= Written request =
Write out the full listing again, exactly as it stands.

>> begin Information supplied

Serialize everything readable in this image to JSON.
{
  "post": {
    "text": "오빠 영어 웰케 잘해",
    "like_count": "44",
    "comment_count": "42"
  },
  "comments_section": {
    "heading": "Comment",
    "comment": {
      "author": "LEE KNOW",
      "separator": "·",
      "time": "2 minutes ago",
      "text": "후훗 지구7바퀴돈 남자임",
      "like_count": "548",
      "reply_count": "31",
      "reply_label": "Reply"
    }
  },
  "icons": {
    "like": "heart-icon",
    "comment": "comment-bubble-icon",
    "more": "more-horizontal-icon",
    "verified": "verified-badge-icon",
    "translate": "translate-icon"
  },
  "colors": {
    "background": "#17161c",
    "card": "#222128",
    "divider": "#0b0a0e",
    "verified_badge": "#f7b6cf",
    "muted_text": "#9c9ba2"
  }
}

>> end Information supplied

= Output below =
Serialize everything readable in this image to JSON.
{
  "post": {
    "text": "오빠 영어 웰케 잘해",
    "like_count": "44",
    "comment_count": "42"
  },
  "comments_section": {
    "heading": "Comment",
    "comment": {
      "author": "LEE KNOW",
      "separator": "·",
      "time": "2 minutes ago",
      "text": "후훗 지구7바퀴돈 남자임",
      "like_count": "548",
      "reply_count": "31",
      "reply_label": "Reply"
    }
  },
  "icons": {
    "like": "heart-icon",
    "comment": "comment-bubble-icon",
    "more": "more-horizontal-icon",
    "verified": "verified-badge-icon",
    "translate": "translate-icon"
  },
  "colors": {
    "background": "#17161c",
    "card": "#222128",
    "divider": "#0b0a0e",
    "verified_badge": "#f7b6cf",
    "muted_text": "#9c9ba2"
  }
}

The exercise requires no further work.